*Written instruction*
Skip every picture and transcribe the remaining material exactly.

*Excerpted records*
───

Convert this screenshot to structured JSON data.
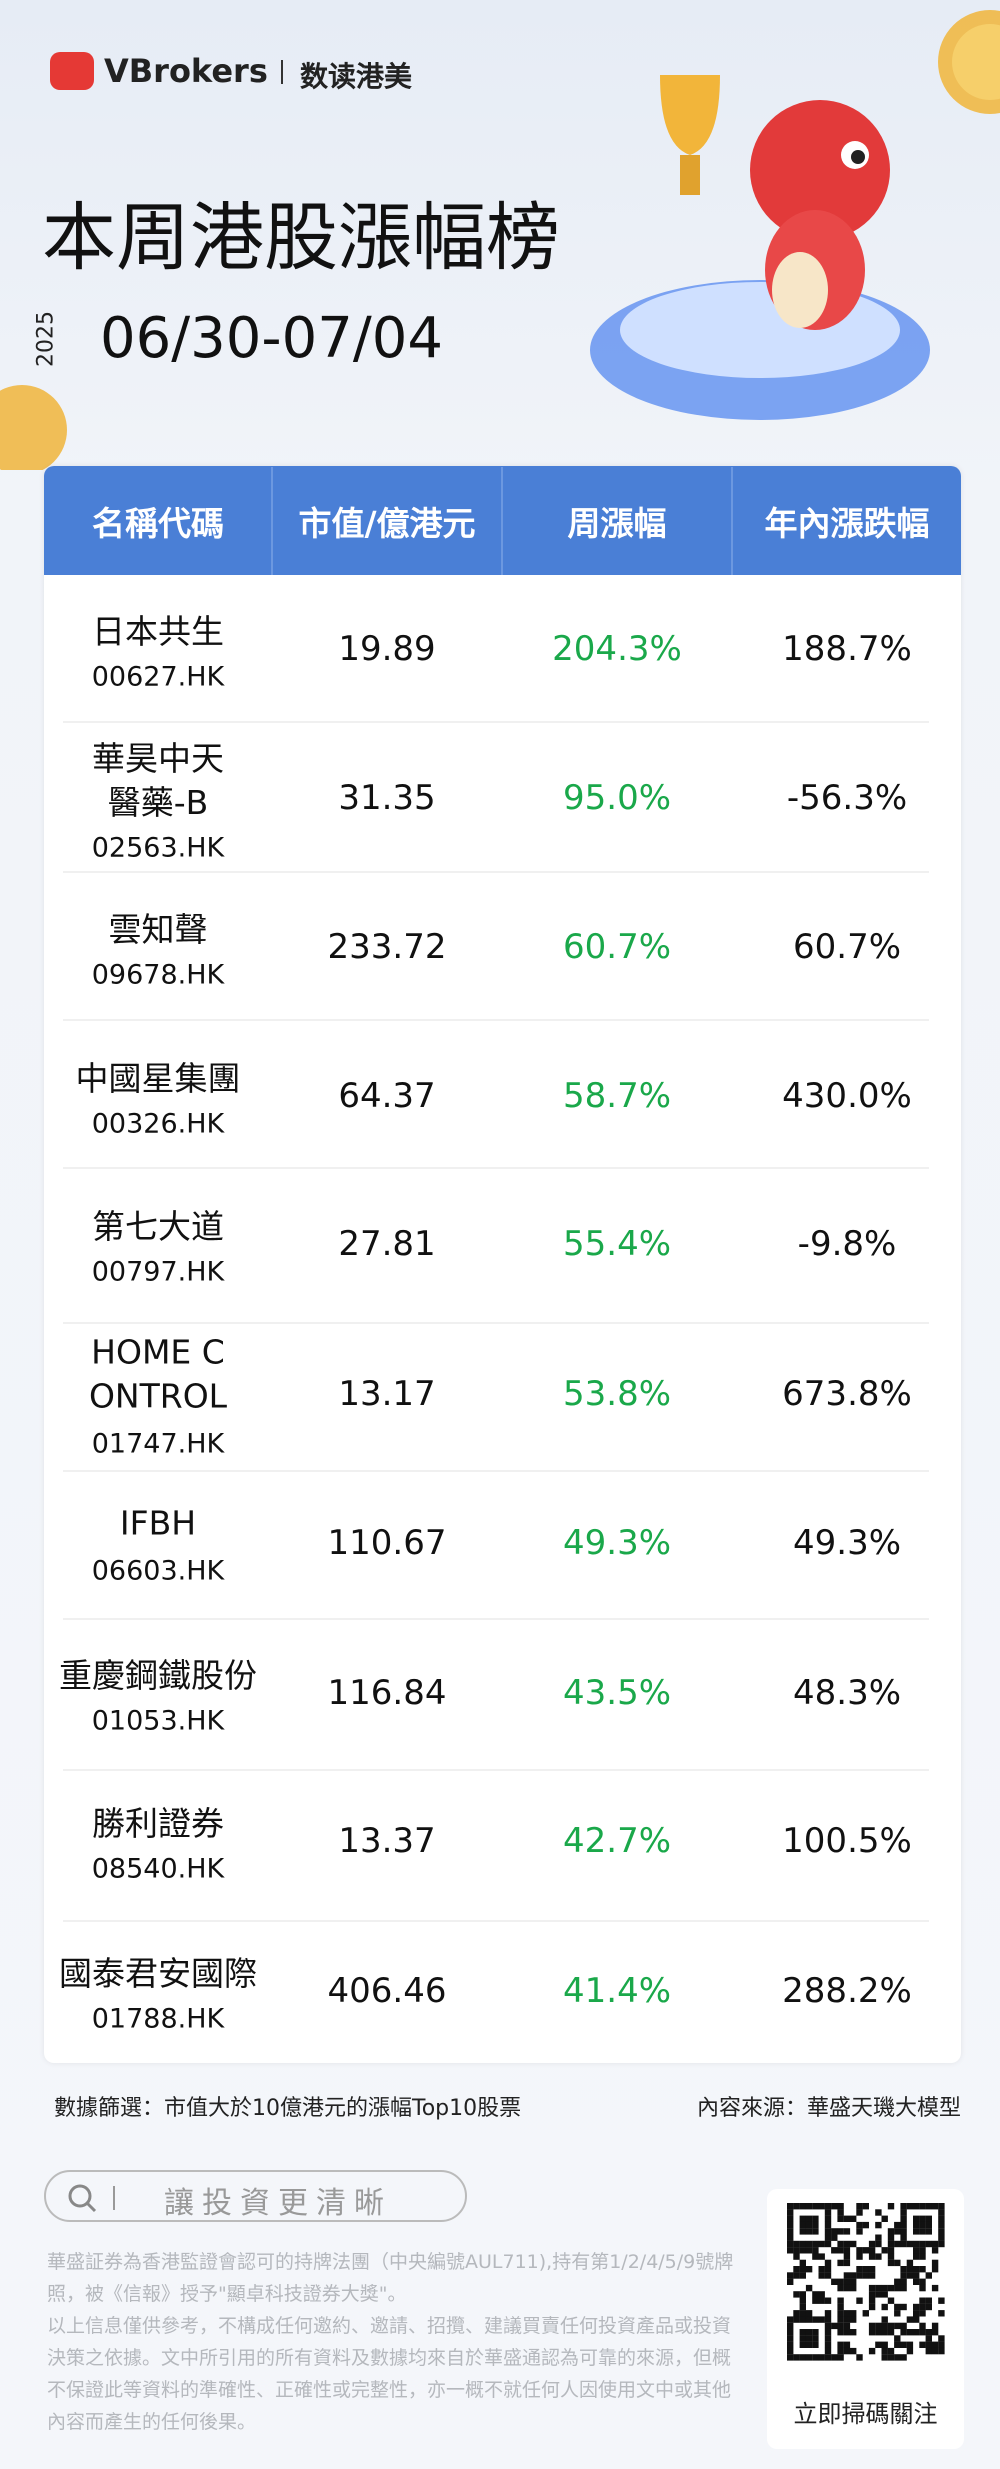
{
  "header": {
    "brand": "VBrokers",
    "brand_sub": "数读港美",
    "title": "本周港股漲幅榜",
    "year": "2025",
    "date_range": "06/30-07/04"
  },
  "table": {
    "columns": [
      "名稱代碼",
      "市值/億港元",
      "周漲幅",
      "年內漲跌幅"
    ],
    "rows": [
      {
        "name_lines": [
          "日本共生"
        ],
        "code": "00627.HK",
        "market_cap": "19.89",
        "weekly": "204.3%",
        "ytd": "188.7%"
      },
      {
        "name_lines": [
          "華昊中天",
          "醫藥-B"
        ],
        "code": "02563.HK",
        "market_cap": "31.35",
        "weekly": "95.0%",
        "ytd": "-56.3%"
      },
      {
        "name_lines": [
          "雲知聲"
        ],
        "code": "09678.HK",
        "market_cap": "233.72",
        "weekly": "60.7%",
        "ytd": "60.7%"
      },
      {
        "name_lines": [
          "中國星集團"
        ],
        "code": "00326.HK",
        "market_cap": "64.37",
        "weekly": "58.7%",
        "ytd": "430.0%"
      },
      {
        "name_lines": [
          "第七大道"
        ],
        "code": "00797.HK",
        "market_cap": "27.81",
        "weekly": "55.4%",
        "ytd": "-9.8%"
      },
      {
        "name_lines": [
          "HOME C",
          "ONTROL"
        ],
        "code": "01747.HK",
        "market_cap": "13.17",
        "weekly": "53.8%",
        "ytd": "673.8%"
      },
      {
        "name_lines": [
          "IFBH"
        ],
        "code": "06603.HK",
        "market_cap": "110.67",
        "weekly": "49.3%",
        "ytd": "49.3%"
      },
      {
        "name_lines": [
          "重慶鋼鐵股份"
        ],
        "code": "01053.HK",
        "market_cap": "116.84",
        "weekly": "43.5%",
        "ytd": "48.3%"
      },
      {
        "name_lines": [
          "勝利證券"
        ],
        "code": "08540.HK",
        "market_cap": "13.37",
        "weekly": "42.7%",
        "ytd": "100.5%"
      },
      {
        "name_lines": [
          "國泰君安國際"
        ],
        "code": "01788.HK",
        "market_cap": "406.46",
        "weekly": "41.4%",
        "ytd": "288.2%"
      }
    ]
  },
  "footer": {
    "filter_note": "數據篩選：市值大於10億港元的漲幅Top10股票",
    "source_note": "內容來源：華盛天璣大模型",
    "search_text": "讓投資更清晰",
    "qr_caption": "立即掃碼關注",
    "disclaimer": [
      "華盛証券為香港監證會認可的持牌法團（中央編號AUL711),持有第1/2/4/5/9號牌照，被《信報》授予\"顯卓科技證券大獎\"。",
      "以上信息僅供參考，不構成任何邀約、邀請、招攬、建議買賣任何投資產品或投資決策之依據。文中所引用的所有資料及數據均來自於華盛通認為可靠的來源，但概不保證此等資料的準確性、正確性或完整性，亦一概不就任何人因使用文中或其他內容而產生的任何後果。"
    ]
  }
}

───

*Task solution*
Convert this screenshot to structured JSON data.
{
  "header": {
    "brand": "VBrokers",
    "brand_sub": "数读港美",
    "title": "本周港股漲幅榜",
    "year": "2025",
    "date_range": "06/30-07/04"
  },
  "table": {
    "columns": [
      "名稱代碼",
      "市值/億港元",
      "周漲幅",
      "年內漲跌幅"
    ],
    "rows": [
      {
        "name_lines": [
          "日本共生"
        ],
        "code": "00627.HK",
        "market_cap": "19.89",
        "weekly": "204.3%",
        "ytd": "188.7%"
      },
      {
        "name_lines": [
          "華昊中天",
          "醫藥-B"
        ],
        "code": "02563.HK",
        "market_cap": "31.35",
        "weekly": "95.0%",
        "ytd": "-56.3%"
      },
      {
        "name_lines": [
          "雲知聲"
        ],
        "code": "09678.HK",
        "market_cap": "233.72",
        "weekly": "60.7%",
        "ytd": "60.7%"
      },
      {
        "name_lines": [
          "中國星集團"
        ],
        "code": "00326.HK",
        "market_cap": "64.37",
        "weekly": "58.7%",
        "ytd": "430.0%"
      },
      {
        "name_lines": [
          "第七大道"
        ],
        "code": "00797.HK",
        "market_cap": "27.81",
        "weekly": "55.4%",
        "ytd": "-9.8%"
      },
      {
        "name_lines": [
          "HOME C",
          "ONTROL"
        ],
        "code": "01747.HK",
        "market_cap": "13.17",
        "weekly": "53.8%",
        "ytd": "673.8%"
      },
      {
        "name_lines": [
          "IFBH"
        ],
        "code": "06603.HK",
        "market_cap": "110.67",
        "weekly": "49.3%",
        "ytd": "49.3%"
      },
      {
        "name_lines": [
          "重慶鋼鐵股份"
        ],
        "code": "01053.HK",
        "market_cap": "116.84",
        "weekly": "43.5%",
        "ytd": "48.3%"
      },
      {
        "name_lines": [
          "勝利證券"
        ],
        "code": "08540.HK",
        "market_cap": "13.37",
        "weekly": "42.7%",
        "ytd": "100.5%"
      },
      {
        "name_lines": [
          "國泰君安國際"
        ],
        "code": "01788.HK",
        "market_cap": "406.46",
        "weekly": "41.4%",
        "ytd": "288.2%"
      }
    ]
  },
  "footer": {
    "filter_note": "數據篩選：市值大於10億港元的漲幅Top10股票",
    "source_note": "內容來源：華盛天璣大模型",
    "search_text": "讓投資更清晰",
    "qr_caption": "立即掃碼關注",
    "disclaimer": [
      "華盛証券為香港監證會認可的持牌法團（中央編號AUL711),持有第1/2/4/5/9號牌照，被《信報》授予\"顯卓科技證券大獎\"。",
      "以上信息僅供參考，不構成任何邀約、邀請、招攬、建議買賣任何投資產品或投資決策之依據。文中所引用的所有資料及數據均來自於華盛通認為可靠的來源，但概不保證此等資料的準確性、正確性或完整性，亦一概不就任何人因使用文中或其他內容而產生的任何後果。"
    ]
  }
}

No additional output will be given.